» Record excerpts
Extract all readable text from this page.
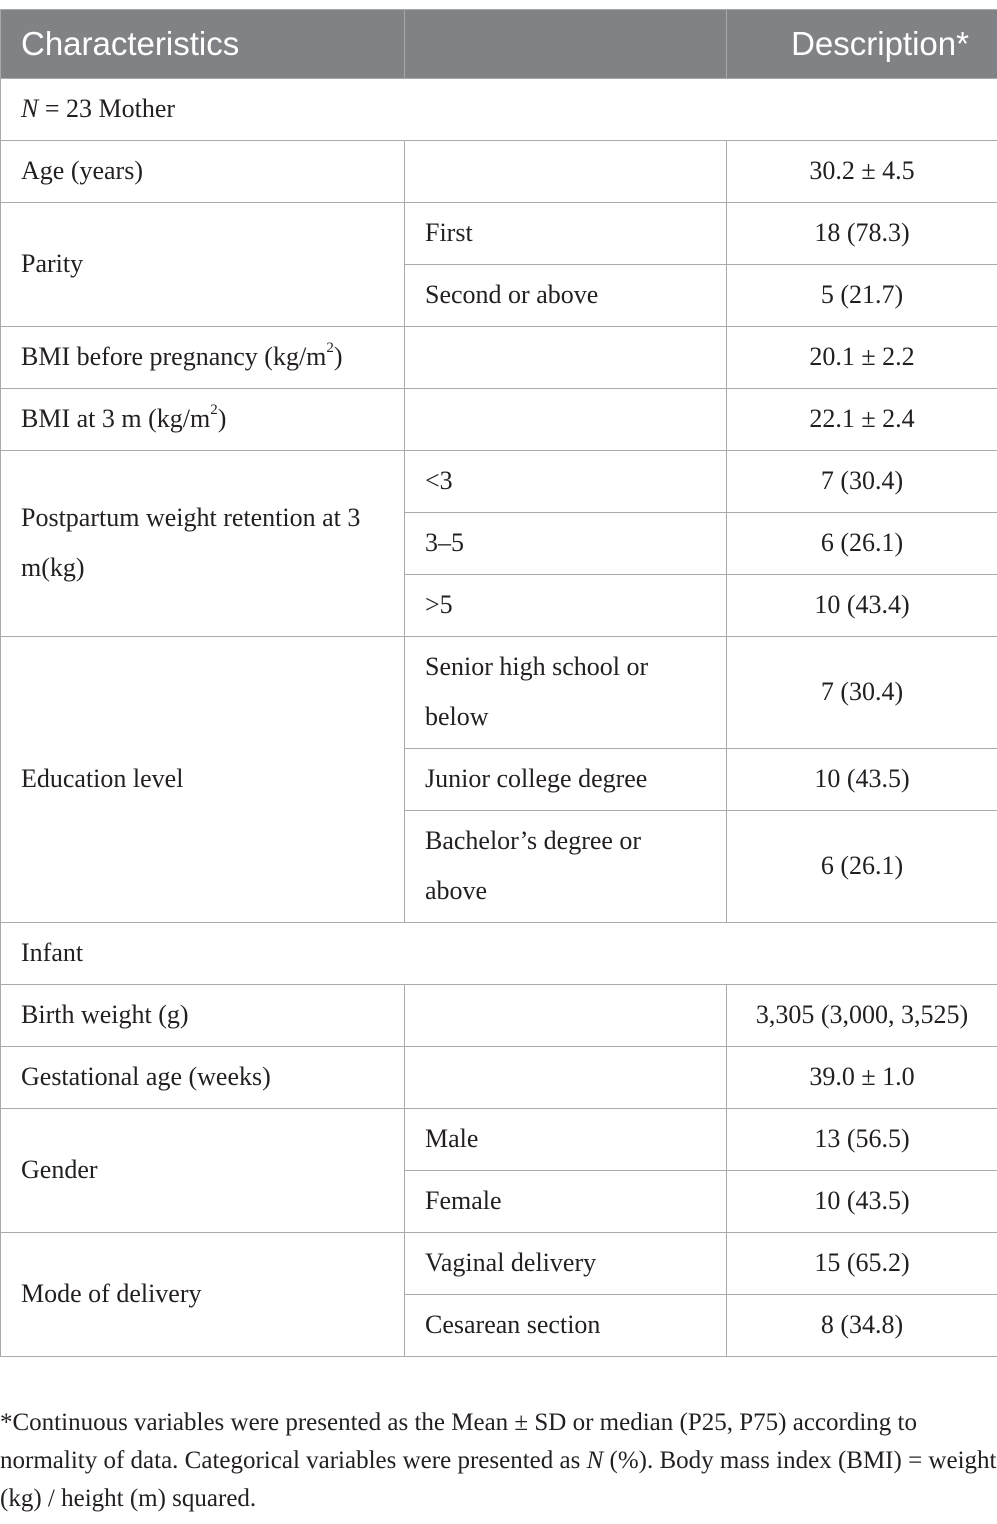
Characteristics		Description*
N = 23 Mother		
Age (years)		30.2 ± 4.5
Parity	First	18 (78.3)
	Second or above	5 (21.7)
BMI before pregnancy $(kg/m^2)$		20.1 ± 2.2
BMI at 3 m $(kg/m^2)$		22.1 ± 2.4
Postpartum weight retention at 3 m(kg)	<3	7 (30.4)
	3–5	6 (26.1)
	>5	10 (43.4)
Education level	Senior high school or below	7 (30.4)
	Junior college degree	10 (43.5)
	Bachelor’s degree or above	6 (26.1)
Infant		
Birth weight (g)		3,305 (3,000, 3,525)
Gestational age (weeks)		39.0 ± 1.0
Gender	Male	13 (56.5)
	Female	10 (43.5)
Mode of delivery	Vaginal delivery	15 (65.2)
	Cesarean section	8 (34.8)
*Continuous variables were presented as the Mean ± SD or median (P25, P75) according to normality of data. Categorical variables were presented as N (%). Body mass index (BMI) = weight (kg) / height (m) squared.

» Exercise description
Ignore the images and quote every line of the listing exactly.

» Exercise answer
Extract all readable text from this page.
Characteristics		Description*
N = 23 Mother		
Age (years)		30.2 ± 4.5
Parity	First	18 (78.3)
	Second or above	5 (21.7)
BMI before pregnancy $(kg/m^2)$		20.1 ± 2.2
BMI at 3 m $(kg/m^2)$		22.1 ± 2.4
Postpartum weight retention at 3 m(kg)	<3	7 (30.4)
	3–5	6 (26.1)
	>5	10 (43.4)
Education level	Senior high school or below	7 (30.4)
	Junior college degree	10 (43.5)
	Bachelor’s degree or above	6 (26.1)
Infant		
Birth weight (g)		3,305 (3,000, 3,525)
Gestational age (weeks)		39.0 ± 1.0
Gender	Male	13 (56.5)
	Female	10 (43.5)
Mode of delivery	Vaginal delivery	15 (65.2)
	Cesarean section	8 (34.8)
*Continuous variables were presented as the Mean ± SD or median (P25, P75) according to normality of data. Categorical variables were presented as N (%). Body mass index (BMI) = weight (kg) / height (m) squared.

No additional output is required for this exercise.